— Start —
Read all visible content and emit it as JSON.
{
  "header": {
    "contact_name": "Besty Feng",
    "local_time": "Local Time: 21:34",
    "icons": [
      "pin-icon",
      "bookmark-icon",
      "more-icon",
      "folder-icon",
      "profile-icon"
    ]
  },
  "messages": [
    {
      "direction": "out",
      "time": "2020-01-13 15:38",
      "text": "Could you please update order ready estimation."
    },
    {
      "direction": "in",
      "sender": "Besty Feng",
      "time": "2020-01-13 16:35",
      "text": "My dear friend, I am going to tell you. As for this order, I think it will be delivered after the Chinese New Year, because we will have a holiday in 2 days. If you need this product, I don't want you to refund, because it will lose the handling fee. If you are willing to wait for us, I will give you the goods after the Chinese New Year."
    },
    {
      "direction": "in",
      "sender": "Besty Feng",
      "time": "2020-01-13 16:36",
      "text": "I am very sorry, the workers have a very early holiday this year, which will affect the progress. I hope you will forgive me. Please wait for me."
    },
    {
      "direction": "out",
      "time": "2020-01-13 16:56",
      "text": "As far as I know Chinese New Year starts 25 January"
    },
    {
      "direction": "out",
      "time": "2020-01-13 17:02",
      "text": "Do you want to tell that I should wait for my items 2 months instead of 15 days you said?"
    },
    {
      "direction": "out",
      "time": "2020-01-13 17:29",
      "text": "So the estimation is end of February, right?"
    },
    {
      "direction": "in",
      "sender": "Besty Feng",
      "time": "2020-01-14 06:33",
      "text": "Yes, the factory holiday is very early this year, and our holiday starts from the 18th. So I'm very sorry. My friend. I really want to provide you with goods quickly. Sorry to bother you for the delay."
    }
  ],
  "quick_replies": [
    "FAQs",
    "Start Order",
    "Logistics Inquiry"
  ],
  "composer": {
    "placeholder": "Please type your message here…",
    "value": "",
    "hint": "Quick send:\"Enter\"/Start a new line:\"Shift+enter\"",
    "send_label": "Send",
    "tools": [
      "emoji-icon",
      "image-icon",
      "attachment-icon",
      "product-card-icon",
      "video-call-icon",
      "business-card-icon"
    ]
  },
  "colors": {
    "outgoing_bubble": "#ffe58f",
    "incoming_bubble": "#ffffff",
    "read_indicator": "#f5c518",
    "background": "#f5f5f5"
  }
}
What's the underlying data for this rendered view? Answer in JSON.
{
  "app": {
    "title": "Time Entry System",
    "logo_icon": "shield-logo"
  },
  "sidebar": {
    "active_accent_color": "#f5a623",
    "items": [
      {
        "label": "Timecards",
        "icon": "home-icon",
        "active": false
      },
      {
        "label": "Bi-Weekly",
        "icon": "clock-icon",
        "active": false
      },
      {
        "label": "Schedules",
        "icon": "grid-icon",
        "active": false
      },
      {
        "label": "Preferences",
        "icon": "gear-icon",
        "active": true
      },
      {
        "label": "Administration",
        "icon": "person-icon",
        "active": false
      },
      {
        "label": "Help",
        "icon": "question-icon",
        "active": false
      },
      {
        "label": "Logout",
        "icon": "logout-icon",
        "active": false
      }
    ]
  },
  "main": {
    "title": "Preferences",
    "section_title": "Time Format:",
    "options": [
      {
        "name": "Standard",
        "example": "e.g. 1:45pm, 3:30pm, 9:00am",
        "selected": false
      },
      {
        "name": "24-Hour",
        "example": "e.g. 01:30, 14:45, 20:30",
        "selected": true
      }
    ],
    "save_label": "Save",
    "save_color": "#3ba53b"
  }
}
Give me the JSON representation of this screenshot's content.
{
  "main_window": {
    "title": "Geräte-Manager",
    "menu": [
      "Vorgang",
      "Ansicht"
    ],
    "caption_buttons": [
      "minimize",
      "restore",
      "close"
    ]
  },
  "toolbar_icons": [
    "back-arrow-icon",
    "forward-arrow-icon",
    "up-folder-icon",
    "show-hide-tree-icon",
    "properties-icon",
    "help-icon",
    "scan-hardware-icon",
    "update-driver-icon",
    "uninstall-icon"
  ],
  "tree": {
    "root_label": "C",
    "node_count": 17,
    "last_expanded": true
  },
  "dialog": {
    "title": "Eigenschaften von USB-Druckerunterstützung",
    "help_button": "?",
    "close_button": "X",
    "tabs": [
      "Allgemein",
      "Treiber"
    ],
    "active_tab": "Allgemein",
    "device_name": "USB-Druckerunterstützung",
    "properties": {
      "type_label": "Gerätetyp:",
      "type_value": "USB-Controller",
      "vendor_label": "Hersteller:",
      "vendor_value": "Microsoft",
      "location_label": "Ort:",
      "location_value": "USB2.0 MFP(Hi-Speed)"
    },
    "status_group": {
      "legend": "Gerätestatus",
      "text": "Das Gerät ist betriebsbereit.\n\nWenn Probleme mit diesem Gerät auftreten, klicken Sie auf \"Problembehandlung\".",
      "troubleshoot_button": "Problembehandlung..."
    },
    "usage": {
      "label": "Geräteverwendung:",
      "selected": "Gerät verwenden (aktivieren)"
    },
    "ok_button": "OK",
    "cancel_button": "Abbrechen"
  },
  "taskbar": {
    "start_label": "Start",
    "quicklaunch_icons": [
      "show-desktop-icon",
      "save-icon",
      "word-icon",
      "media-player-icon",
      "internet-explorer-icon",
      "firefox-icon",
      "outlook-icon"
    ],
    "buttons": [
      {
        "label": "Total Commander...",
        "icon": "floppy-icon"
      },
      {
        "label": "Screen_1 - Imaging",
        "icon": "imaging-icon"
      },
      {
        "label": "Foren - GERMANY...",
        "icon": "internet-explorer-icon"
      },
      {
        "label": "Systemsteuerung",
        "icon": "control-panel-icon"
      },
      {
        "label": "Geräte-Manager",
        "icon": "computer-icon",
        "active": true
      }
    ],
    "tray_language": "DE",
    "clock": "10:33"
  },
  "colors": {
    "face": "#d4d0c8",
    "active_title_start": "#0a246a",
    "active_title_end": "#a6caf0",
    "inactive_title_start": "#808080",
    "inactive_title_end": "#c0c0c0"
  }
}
— End —
**REQUIREMENTS**
Using the entries above, please restate each one word for word.

**FULL SOLUTION**
Read all visible content and emit it as JSON.
{
  "header": {
    "contact_name": "Besty Feng",
    "local_time": "Local Time: 21:34",
    "icons": [
      "pin-icon",
      "bookmark-icon",
      "more-icon",
      "folder-icon",
      "profile-icon"
    ]
  },
  "messages": [
    {
      "direction": "out",
      "time": "2020-01-13 15:38",
      "text": "Could you please update order ready estimation."
    },
    {
      "direction": "in",
      "sender": "Besty Feng",
      "time": "2020-01-13 16:35",
      "text": "My dear friend, I am going to tell you. As for this order, I think it will be delivered after the Chinese New Year, because we will have a holiday in 2 days. If you need this product, I don't want you to refund, because it will lose the handling fee. If you are willing to wait for us, I will give you the goods after the Chinese New Year."
    },
    {
      "direction": "in",
      "sender": "Besty Feng",
      "time": "2020-01-13 16:36",
      "text": "I am very sorry, the workers have a very early holiday this year, which will affect the progress. I hope you will forgive me. Please wait for me."
    },
    {
      "direction": "out",
      "time": "2020-01-13 16:56",
      "text": "As far as I know Chinese New Year starts 25 January"
    },
    {
      "direction": "out",
      "time": "2020-01-13 17:02",
      "text": "Do you want to tell that I should wait for my items 2 months instead of 15 days you said?"
    },
    {
      "direction": "out",
      "time": "2020-01-13 17:29",
      "text": "So the estimation is end of February, right?"
    },
    {
      "direction": "in",
      "sender": "Besty Feng",
      "time": "2020-01-14 06:33",
      "text": "Yes, the factory holiday is very early this year, and our holiday starts from the 18th. So I'm very sorry. My friend. I really want to provide you with goods quickly. Sorry to bother you for the delay."
    }
  ],
  "quick_replies": [
    "FAQs",
    "Start Order",
    "Logistics Inquiry"
  ],
  "composer": {
    "placeholder": "Please type your message here…",
    "value": "",
    "hint": "Quick send:\"Enter\"/Start a new line:\"Shift+enter\"",
    "send_label": "Send",
    "tools": [
      "emoji-icon",
      "image-icon",
      "attachment-icon",
      "product-card-icon",
      "video-call-icon",
      "business-card-icon"
    ]
  },
  "colors": {
    "outgoing_bubble": "#ffe58f",
    "incoming_bubble": "#ffffff",
    "read_indicator": "#f5c518",
    "background": "#f5f5f5"
  }
}
What's the underlying data for this rendered view? Answer in JSON.
{
  "app": {
    "title": "Time Entry System",
    "logo_icon": "shield-logo"
  },
  "sidebar": {
    "active_accent_color": "#f5a623",
    "items": [
      {
        "label": "Timecards",
        "icon": "home-icon",
        "active": false
      },
      {
        "label": "Bi-Weekly",
        "icon": "clock-icon",
        "active": false
      },
      {
        "label": "Schedules",
        "icon": "grid-icon",
        "active": false
      },
      {
        "label": "Preferences",
        "icon": "gear-icon",
        "active": true
      },
      {
        "label": "Administration",
        "icon": "person-icon",
        "active": false
      },
      {
        "label": "Help",
        "icon": "question-icon",
        "active": false
      },
      {
        "label": "Logout",
        "icon": "logout-icon",
        "active": false
      }
    ]
  },
  "main": {
    "title": "Preferences",
    "section_title": "Time Format:",
    "options": [
      {
        "name": "Standard",
        "example": "e.g. 1:45pm, 3:30pm, 9:00am",
        "selected": false
      },
      {
        "name": "24-Hour",
        "example": "e.g. 01:30, 14:45, 20:30",
        "selected": true
      }
    ],
    "save_label": "Save",
    "save_color": "#3ba53b"
  }
}
Give me the JSON representation of this screenshot's content.
{
  "main_window": {
    "title": "Geräte-Manager",
    "menu": [
      "Vorgang",
      "Ansicht"
    ],
    "caption_buttons": [
      "minimize",
      "restore",
      "close"
    ]
  },
  "toolbar_icons": [
    "back-arrow-icon",
    "forward-arrow-icon",
    "up-folder-icon",
    "show-hide-tree-icon",
    "properties-icon",
    "help-icon",
    "scan-hardware-icon",
    "update-driver-icon",
    "uninstall-icon"
  ],
  "tree": {
    "root_label": "C",
    "node_count": 17,
    "last_expanded": true
  },
  "dialog": {
    "title": "Eigenschaften von USB-Druckerunterstützung",
    "help_button": "?",
    "close_button": "X",
    "tabs": [
      "Allgemein",
      "Treiber"
    ],
    "active_tab": "Allgemein",
    "device_name": "USB-Druckerunterstützung",
    "properties": {
      "type_label": "Gerätetyp:",
      "type_value": "USB-Controller",
      "vendor_label": "Hersteller:",
      "vendor_value": "Microsoft",
      "location_label": "Ort:",
      "location_value": "USB2.0 MFP(Hi-Speed)"
    },
    "status_group": {
      "legend": "Gerätestatus",
      "text": "Das Gerät ist betriebsbereit.\n\nWenn Probleme mit diesem Gerät auftreten, klicken Sie auf \"Problembehandlung\".",
      "troubleshoot_button": "Problembehandlung..."
    },
    "usage": {
      "label": "Geräteverwendung:",
      "selected": "Gerät verwenden (aktivieren)"
    },
    "ok_button": "OK",
    "cancel_button": "Abbrechen"
  },
  "taskbar": {
    "start_label": "Start",
    "quicklaunch_icons": [
      "show-desktop-icon",
      "save-icon",
      "word-icon",
      "media-player-icon",
      "internet-explorer-icon",
      "firefox-icon",
      "outlook-icon"
    ],
    "buttons": [
      {
        "label": "Total Commander...",
        "icon": "floppy-icon"
      },
      {
        "label": "Screen_1 - Imaging",
        "icon": "imaging-icon"
      },
      {
        "label": "Foren - GERMANY...",
        "icon": "internet-explorer-icon"
      },
      {
        "label": "Systemsteuerung",
        "icon": "control-panel-icon"
      },
      {
        "label": "Geräte-Manager",
        "icon": "computer-icon",
        "active": true
      }
    ],
    "tray_language": "DE",
    "clock": "10:33"
  },
  "colors": {
    "face": "#d4d0c8",
    "active_title_start": "#0a246a",
    "active_title_end": "#a6caf0",
    "inactive_title_start": "#808080",
    "inactive_title_end": "#c0c0c0"
  }
}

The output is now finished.